**What is being asked:**
Reproduce every item below verbatim, changing nothing.
-------
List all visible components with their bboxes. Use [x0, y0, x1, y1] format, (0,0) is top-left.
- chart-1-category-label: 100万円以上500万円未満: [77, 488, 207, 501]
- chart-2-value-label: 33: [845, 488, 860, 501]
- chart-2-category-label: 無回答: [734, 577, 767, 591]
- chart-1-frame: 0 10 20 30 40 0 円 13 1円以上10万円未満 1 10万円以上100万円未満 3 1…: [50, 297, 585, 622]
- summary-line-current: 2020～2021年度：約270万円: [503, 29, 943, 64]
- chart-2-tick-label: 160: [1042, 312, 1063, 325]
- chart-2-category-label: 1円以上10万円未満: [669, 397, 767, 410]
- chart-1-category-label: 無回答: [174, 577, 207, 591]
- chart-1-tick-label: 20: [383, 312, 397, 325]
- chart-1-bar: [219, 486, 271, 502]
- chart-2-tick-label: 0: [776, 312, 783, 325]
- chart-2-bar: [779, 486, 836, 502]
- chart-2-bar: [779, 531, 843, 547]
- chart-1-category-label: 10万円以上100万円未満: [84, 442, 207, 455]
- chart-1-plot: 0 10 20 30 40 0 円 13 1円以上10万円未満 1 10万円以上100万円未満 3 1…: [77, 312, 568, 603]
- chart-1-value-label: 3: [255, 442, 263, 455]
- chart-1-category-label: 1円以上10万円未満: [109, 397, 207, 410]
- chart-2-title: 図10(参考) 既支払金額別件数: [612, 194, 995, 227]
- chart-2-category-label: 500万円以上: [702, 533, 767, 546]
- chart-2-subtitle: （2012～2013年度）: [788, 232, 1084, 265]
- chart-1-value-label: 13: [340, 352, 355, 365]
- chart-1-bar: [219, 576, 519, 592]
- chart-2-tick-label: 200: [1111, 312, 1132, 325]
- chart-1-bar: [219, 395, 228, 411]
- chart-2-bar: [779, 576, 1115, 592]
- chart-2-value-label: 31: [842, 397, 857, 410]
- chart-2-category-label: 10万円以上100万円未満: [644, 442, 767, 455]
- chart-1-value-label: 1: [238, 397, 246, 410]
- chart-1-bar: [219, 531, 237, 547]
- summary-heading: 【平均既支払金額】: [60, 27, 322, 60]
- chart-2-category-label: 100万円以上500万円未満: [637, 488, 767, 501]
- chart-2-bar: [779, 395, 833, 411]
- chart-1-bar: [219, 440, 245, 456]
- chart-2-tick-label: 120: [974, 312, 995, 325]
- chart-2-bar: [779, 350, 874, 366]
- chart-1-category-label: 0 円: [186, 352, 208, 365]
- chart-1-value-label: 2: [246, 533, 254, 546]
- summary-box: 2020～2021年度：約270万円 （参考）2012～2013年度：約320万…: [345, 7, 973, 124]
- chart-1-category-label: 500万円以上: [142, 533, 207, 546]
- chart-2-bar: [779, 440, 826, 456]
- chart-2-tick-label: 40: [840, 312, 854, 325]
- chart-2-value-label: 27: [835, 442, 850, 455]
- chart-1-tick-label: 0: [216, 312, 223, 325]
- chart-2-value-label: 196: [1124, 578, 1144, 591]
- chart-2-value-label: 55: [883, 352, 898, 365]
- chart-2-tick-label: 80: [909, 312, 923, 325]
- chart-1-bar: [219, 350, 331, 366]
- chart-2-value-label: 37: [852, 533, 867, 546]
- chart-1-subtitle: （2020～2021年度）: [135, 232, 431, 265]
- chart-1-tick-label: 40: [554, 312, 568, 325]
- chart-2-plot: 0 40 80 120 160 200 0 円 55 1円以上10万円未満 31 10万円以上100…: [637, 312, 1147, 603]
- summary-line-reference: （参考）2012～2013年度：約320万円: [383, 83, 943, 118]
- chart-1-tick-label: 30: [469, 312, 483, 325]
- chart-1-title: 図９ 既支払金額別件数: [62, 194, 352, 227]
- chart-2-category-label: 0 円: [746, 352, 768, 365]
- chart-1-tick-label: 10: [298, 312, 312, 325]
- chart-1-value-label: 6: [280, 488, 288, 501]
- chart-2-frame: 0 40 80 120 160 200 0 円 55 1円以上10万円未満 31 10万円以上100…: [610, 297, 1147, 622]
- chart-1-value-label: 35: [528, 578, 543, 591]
-------
**Complete answer:**
List all visible components with their bboxes. Use [x0, y0, x1, y1] format, (0,0) is top-left.
- chart-1-category-label: 100万円以上500万円未満: [77, 488, 207, 501]
- chart-2-value-label: 33: [845, 488, 860, 501]
- chart-2-category-label: 無回答: [734, 577, 767, 591]
- chart-1-frame: 0 10 20 30 40 0 円 13 1円以上10万円未満 1 10万円以上100万円未満 3 1…: [50, 297, 585, 622]
- summary-line-current: 2020～2021年度：約270万円: [503, 29, 943, 64]
- chart-2-tick-label: 160: [1042, 312, 1063, 325]
- chart-2-category-label: 1円以上10万円未満: [669, 397, 767, 410]
- chart-1-category-label: 無回答: [174, 577, 207, 591]
- chart-1-tick-label: 20: [383, 312, 397, 325]
- chart-1-bar: [219, 486, 271, 502]
- chart-2-tick-label: 0: [776, 312, 783, 325]
- chart-2-bar: [779, 486, 836, 502]
- chart-2-bar: [779, 531, 843, 547]
- chart-1-category-label: 10万円以上100万円未満: [84, 442, 207, 455]
- chart-1-plot: 0 10 20 30 40 0 円 13 1円以上10万円未満 1 10万円以上100万円未満 3 1…: [77, 312, 568, 603]
- chart-1-value-label: 3: [255, 442, 263, 455]
- chart-1-category-label: 1円以上10万円未満: [109, 397, 207, 410]
- chart-2-title: 図10(参考) 既支払金額別件数: [612, 194, 995, 227]
- chart-2-category-label: 500万円以上: [702, 533, 767, 546]
- chart-2-subtitle: （2012～2013年度）: [788, 232, 1084, 265]
- chart-1-value-label: 13: [340, 352, 355, 365]
- chart-1-bar: [219, 576, 519, 592]
- chart-2-tick-label: 200: [1111, 312, 1132, 325]
- chart-1-bar: [219, 395, 228, 411]
- chart-2-bar: [779, 576, 1115, 592]
- chart-2-value-label: 31: [842, 397, 857, 410]
- chart-2-category-label: 10万円以上100万円未満: [644, 442, 767, 455]
- chart-1-value-label: 1: [238, 397, 246, 410]
- chart-1-bar: [219, 531, 237, 547]
- summary-heading: 【平均既支払金額】: [60, 27, 322, 60]
- chart-2-category-label: 100万円以上500万円未満: [637, 488, 767, 501]
- chart-2-bar: [779, 395, 833, 411]
- chart-1-bar: [219, 440, 245, 456]
- chart-2-tick-label: 120: [974, 312, 995, 325]
- chart-2-bar: [779, 350, 874, 366]
- chart-1-category-label: 0 円: [186, 352, 208, 365]
- chart-1-value-label: 2: [246, 533, 254, 546]
- summary-box: 2020～2021年度：約270万円 （参考）2012～2013年度：約320万…: [345, 7, 973, 124]
- chart-1-category-label: 500万円以上: [142, 533, 207, 546]
- chart-2-bar: [779, 440, 826, 456]
- chart-2-tick-label: 40: [840, 312, 854, 325]
- chart-2-value-label: 27: [835, 442, 850, 455]
- chart-1-tick-label: 0: [216, 312, 223, 325]
- chart-2-value-label: 196: [1124, 578, 1144, 591]
- chart-2-value-label: 55: [883, 352, 898, 365]
- chart-2-tick-label: 80: [909, 312, 923, 325]
- chart-1-bar: [219, 350, 331, 366]
- chart-2-value-label: 37: [852, 533, 867, 546]
- chart-1-subtitle: （2020～2021年度）: [135, 232, 431, 265]
- chart-1-tick-label: 40: [554, 312, 568, 325]
- chart-2-plot: 0 40 80 120 160 200 0 円 55 1円以上10万円未満 31 10万円以上100…: [637, 312, 1147, 603]
- summary-line-reference: （参考）2012～2013年度：約320万円: [383, 83, 943, 118]
- chart-1-tick-label: 30: [469, 312, 483, 325]
- chart-1-title: 図９ 既支払金額別件数: [62, 194, 352, 227]
- chart-2-category-label: 0 円: [746, 352, 768, 365]
- chart-1-tick-label: 10: [298, 312, 312, 325]
- chart-1-value-label: 6: [280, 488, 288, 501]
- chart-2-frame: 0 40 80 120 160 200 0 円 55 1円以上10万円未満 31 10万円以上100…: [610, 297, 1147, 622]
- chart-1-value-label: 35: [528, 578, 543, 591]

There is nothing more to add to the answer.